■ **Challenge**:
Of the lines in the listing, how many include the string "Lunghezza"? Write the number and nothing else.

[Saved entries]
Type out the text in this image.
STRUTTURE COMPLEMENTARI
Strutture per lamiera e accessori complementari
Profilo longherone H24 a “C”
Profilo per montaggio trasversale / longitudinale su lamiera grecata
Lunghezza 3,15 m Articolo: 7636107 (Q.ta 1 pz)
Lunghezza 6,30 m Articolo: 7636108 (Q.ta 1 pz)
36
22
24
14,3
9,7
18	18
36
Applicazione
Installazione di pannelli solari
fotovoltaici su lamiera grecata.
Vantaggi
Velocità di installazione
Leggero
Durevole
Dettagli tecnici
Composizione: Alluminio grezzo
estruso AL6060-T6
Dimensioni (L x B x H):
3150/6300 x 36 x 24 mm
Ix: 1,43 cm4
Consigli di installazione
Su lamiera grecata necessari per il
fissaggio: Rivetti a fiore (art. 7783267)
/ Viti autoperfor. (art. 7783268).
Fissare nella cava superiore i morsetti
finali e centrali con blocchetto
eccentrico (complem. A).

■ **Final result**:
2